WORK TO BE COMPLETED: Print these lines exactly as they are, each one unchanged.
[Start SOURCE RECORDS]
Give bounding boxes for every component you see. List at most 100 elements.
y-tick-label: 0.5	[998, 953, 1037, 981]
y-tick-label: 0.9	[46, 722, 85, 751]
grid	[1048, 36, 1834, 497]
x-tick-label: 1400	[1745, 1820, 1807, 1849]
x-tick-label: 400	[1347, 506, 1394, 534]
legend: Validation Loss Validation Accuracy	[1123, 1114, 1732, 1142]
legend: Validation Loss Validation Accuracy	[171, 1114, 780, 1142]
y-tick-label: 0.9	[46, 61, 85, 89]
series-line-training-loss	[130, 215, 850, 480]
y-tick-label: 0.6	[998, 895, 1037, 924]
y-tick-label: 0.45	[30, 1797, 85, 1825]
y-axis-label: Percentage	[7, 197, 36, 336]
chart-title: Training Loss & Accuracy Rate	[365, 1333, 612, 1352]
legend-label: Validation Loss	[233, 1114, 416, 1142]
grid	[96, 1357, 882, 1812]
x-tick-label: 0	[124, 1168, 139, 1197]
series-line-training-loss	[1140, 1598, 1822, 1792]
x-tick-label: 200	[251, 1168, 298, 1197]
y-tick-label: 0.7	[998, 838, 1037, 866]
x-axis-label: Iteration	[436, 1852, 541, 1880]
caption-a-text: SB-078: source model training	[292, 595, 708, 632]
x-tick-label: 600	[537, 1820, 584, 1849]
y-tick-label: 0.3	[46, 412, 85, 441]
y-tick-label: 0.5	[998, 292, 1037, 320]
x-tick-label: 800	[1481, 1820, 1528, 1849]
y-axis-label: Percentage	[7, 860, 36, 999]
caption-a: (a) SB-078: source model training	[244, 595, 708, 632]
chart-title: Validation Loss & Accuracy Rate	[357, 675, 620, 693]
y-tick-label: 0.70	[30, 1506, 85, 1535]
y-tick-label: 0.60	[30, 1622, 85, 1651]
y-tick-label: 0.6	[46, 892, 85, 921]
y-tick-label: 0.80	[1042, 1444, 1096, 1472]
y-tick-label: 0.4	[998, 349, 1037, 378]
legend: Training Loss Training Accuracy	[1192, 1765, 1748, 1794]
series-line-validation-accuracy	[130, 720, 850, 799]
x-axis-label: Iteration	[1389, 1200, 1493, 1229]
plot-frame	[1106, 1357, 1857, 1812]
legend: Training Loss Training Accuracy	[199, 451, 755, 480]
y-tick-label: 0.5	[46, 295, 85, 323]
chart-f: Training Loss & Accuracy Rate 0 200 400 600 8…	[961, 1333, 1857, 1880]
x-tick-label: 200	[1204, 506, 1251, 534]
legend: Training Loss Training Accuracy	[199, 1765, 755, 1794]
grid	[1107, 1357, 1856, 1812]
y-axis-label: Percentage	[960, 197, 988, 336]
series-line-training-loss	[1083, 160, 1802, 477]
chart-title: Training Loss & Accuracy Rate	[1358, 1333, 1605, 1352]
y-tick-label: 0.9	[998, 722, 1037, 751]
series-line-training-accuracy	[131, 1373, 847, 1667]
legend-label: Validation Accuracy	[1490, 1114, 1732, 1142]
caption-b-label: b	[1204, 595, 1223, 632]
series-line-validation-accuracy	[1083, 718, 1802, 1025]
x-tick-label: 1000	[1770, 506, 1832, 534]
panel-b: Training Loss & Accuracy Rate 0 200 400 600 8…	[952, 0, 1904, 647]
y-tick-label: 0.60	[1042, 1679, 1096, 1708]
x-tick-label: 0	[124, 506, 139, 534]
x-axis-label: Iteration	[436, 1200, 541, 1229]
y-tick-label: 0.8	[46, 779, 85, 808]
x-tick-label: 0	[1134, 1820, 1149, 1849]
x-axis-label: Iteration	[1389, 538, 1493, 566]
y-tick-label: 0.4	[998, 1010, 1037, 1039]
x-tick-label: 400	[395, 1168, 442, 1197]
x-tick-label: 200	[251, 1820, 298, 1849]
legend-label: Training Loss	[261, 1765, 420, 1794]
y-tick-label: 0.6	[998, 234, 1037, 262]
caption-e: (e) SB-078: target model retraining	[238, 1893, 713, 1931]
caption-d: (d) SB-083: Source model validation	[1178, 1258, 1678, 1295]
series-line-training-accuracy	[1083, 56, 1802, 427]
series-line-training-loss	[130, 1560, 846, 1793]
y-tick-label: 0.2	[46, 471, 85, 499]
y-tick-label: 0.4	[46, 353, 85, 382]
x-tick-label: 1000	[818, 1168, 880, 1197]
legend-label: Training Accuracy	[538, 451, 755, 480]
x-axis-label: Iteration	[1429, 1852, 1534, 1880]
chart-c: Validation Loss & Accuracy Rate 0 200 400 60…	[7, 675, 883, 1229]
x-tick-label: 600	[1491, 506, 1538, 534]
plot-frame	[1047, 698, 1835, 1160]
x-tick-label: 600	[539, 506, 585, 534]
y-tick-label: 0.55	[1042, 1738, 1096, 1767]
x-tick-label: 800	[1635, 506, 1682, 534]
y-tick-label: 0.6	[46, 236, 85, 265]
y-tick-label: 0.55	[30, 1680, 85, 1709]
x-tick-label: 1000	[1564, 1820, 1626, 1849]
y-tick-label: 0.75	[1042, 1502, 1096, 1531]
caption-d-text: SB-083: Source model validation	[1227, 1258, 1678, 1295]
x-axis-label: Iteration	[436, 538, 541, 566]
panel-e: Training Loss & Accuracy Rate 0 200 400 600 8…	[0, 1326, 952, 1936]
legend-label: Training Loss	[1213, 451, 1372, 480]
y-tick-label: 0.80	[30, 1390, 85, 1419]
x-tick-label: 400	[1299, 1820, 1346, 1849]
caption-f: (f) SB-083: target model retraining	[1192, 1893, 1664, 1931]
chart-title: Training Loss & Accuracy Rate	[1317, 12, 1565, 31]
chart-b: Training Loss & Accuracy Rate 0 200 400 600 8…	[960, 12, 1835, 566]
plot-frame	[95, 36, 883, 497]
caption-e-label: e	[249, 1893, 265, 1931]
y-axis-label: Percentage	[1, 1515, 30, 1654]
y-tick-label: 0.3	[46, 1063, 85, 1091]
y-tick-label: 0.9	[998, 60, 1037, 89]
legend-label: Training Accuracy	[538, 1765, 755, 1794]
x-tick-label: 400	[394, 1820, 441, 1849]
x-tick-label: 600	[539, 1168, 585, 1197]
[End SOURCE RECORDS]
PROBLEM SOLUTION:
Give bounding boxes for every component you see. List at most 100 elements.
y-tick-label: 0.5	[998, 953, 1037, 981]
y-tick-label: 0.9	[46, 722, 85, 751]
grid	[1048, 36, 1834, 497]
x-tick-label: 1400	[1745, 1820, 1807, 1849]
x-tick-label: 400	[1347, 506, 1394, 534]
legend: Validation Loss Validation Accuracy	[1123, 1114, 1732, 1142]
legend: Validation Loss Validation Accuracy	[171, 1114, 780, 1142]
y-tick-label: 0.9	[46, 61, 85, 89]
series-line-training-loss	[130, 215, 850, 480]
y-tick-label: 0.6	[998, 895, 1037, 924]
y-tick-label: 0.45	[30, 1797, 85, 1825]
y-axis-label: Percentage	[7, 197, 36, 336]
chart-title: Training Loss & Accuracy Rate	[365, 1333, 612, 1352]
legend-label: Validation Loss	[233, 1114, 416, 1142]
grid	[96, 1357, 882, 1812]
x-tick-label: 0	[124, 1168, 139, 1197]
series-line-training-loss	[1140, 1598, 1822, 1792]
x-tick-label: 200	[251, 1168, 298, 1197]
y-tick-label: 0.7	[998, 838, 1037, 866]
x-axis-label: Iteration	[436, 1852, 541, 1880]
caption-a-text: SB-078: source model training	[292, 595, 708, 632]
x-tick-label: 600	[537, 1820, 584, 1849]
y-tick-label: 0.3	[46, 412, 85, 441]
y-tick-label: 0.5	[998, 292, 1037, 320]
x-tick-label: 800	[1481, 1820, 1528, 1849]
y-axis-label: Percentage	[7, 860, 36, 999]
caption-a: (a) SB-078: source model training	[244, 595, 708, 632]
chart-title: Validation Loss & Accuracy Rate	[357, 675, 620, 693]
y-tick-label: 0.70	[30, 1506, 85, 1535]
y-tick-label: 0.60	[30, 1622, 85, 1651]
y-tick-label: 0.6	[46, 892, 85, 921]
y-tick-label: 0.80	[1042, 1444, 1096, 1472]
y-tick-label: 0.4	[998, 349, 1037, 378]
legend: Training Loss Training Accuracy	[1192, 1765, 1748, 1794]
series-line-validation-accuracy	[130, 720, 850, 799]
x-axis-label: Iteration	[1389, 1200, 1493, 1229]
plot-frame	[1106, 1357, 1857, 1812]
legend: Training Loss Training Accuracy	[199, 451, 755, 480]
y-tick-label: 0.5	[46, 295, 85, 323]
chart-f: Training Loss & Accuracy Rate 0 200 400 600 8…	[961, 1333, 1857, 1880]
x-tick-label: 200	[1204, 506, 1251, 534]
legend: Training Loss Training Accuracy	[199, 1765, 755, 1794]
grid	[1107, 1357, 1856, 1812]
y-axis-label: Percentage	[960, 197, 988, 336]
series-line-training-loss	[1083, 160, 1802, 477]
chart-title: Training Loss & Accuracy Rate	[1358, 1333, 1605, 1352]
y-tick-label: 0.9	[998, 722, 1037, 751]
series-line-training-accuracy	[131, 1373, 847, 1667]
legend-label: Validation Accuracy	[1490, 1114, 1732, 1142]
caption-b-label: b	[1204, 595, 1223, 632]
series-line-validation-accuracy	[1083, 718, 1802, 1025]
x-tick-label: 1000	[1770, 506, 1832, 534]
panel-b: Training Loss & Accuracy Rate 0 200 400 600 8…	[952, 0, 1904, 647]
y-tick-label: 0.60	[1042, 1679, 1096, 1708]
x-tick-label: 0	[124, 506, 139, 534]
x-axis-label: Iteration	[436, 1200, 541, 1229]
y-tick-label: 0.8	[46, 779, 85, 808]
x-tick-label: 0	[1134, 1820, 1149, 1849]
x-axis-label: Iteration	[1389, 538, 1493, 566]
y-tick-label: 0.4	[998, 1010, 1037, 1039]
x-tick-label: 400	[395, 1168, 442, 1197]
x-tick-label: 200	[251, 1820, 298, 1849]
legend-label: Training Loss	[261, 1765, 420, 1794]
y-tick-label: 0.6	[998, 234, 1037, 262]
caption-e: (e) SB-078: target model retraining	[238, 1893, 713, 1931]
caption-d: (d) SB-083: Source model validation	[1178, 1258, 1678, 1295]
series-line-training-accuracy	[1083, 56, 1802, 427]
series-line-training-loss	[130, 1560, 846, 1793]
y-tick-label: 0.2	[46, 471, 85, 499]
y-tick-label: 0.4	[46, 353, 85, 382]
x-tick-label: 1000	[818, 1168, 880, 1197]
legend-label: Training Accuracy	[538, 451, 755, 480]
x-axis-label: Iteration	[1429, 1852, 1534, 1880]
chart-c: Validation Loss & Accuracy Rate 0 200 400 60…	[7, 675, 883, 1229]
x-tick-label: 600	[1491, 506, 1538, 534]
plot-frame	[1047, 698, 1835, 1160]
x-tick-label: 600	[539, 506, 585, 534]
y-tick-label: 0.55	[1042, 1738, 1096, 1767]
x-tick-label: 800	[1635, 506, 1682, 534]
y-tick-label: 0.6	[46, 236, 85, 265]
y-tick-label: 0.55	[30, 1680, 85, 1709]
x-tick-label: 1000	[1564, 1820, 1626, 1849]
y-tick-label: 0.75	[1042, 1502, 1096, 1531]
caption-d-text: SB-083: Source model validation	[1227, 1258, 1678, 1295]
x-axis-label: Iteration	[436, 538, 541, 566]
panel-e: Training Loss & Accuracy Rate 0 200 400 600 8…	[0, 1326, 952, 1936]
legend-label: Training Loss	[1213, 451, 1372, 480]
y-tick-label: 0.80	[30, 1390, 85, 1419]
x-tick-label: 400	[1299, 1820, 1346, 1849]
caption-f: (f) SB-083: target model retraining	[1192, 1893, 1664, 1931]
chart-title: Training Loss & Accuracy Rate	[1317, 12, 1565, 31]
chart-b: Training Loss & Accuracy Rate 0 200 400 600 8…	[960, 12, 1835, 566]
plot-frame	[95, 36, 883, 497]
caption-e-label: e	[249, 1893, 265, 1931]
y-axis-label: Percentage	[1, 1515, 30, 1654]
y-tick-label: 0.3	[46, 1063, 85, 1091]
y-tick-label: 0.9	[998, 60, 1037, 89]
legend-label: Training Accuracy	[538, 1765, 755, 1794]
x-tick-label: 400	[394, 1820, 441, 1849]
x-tick-label: 600	[539, 1168, 585, 1197]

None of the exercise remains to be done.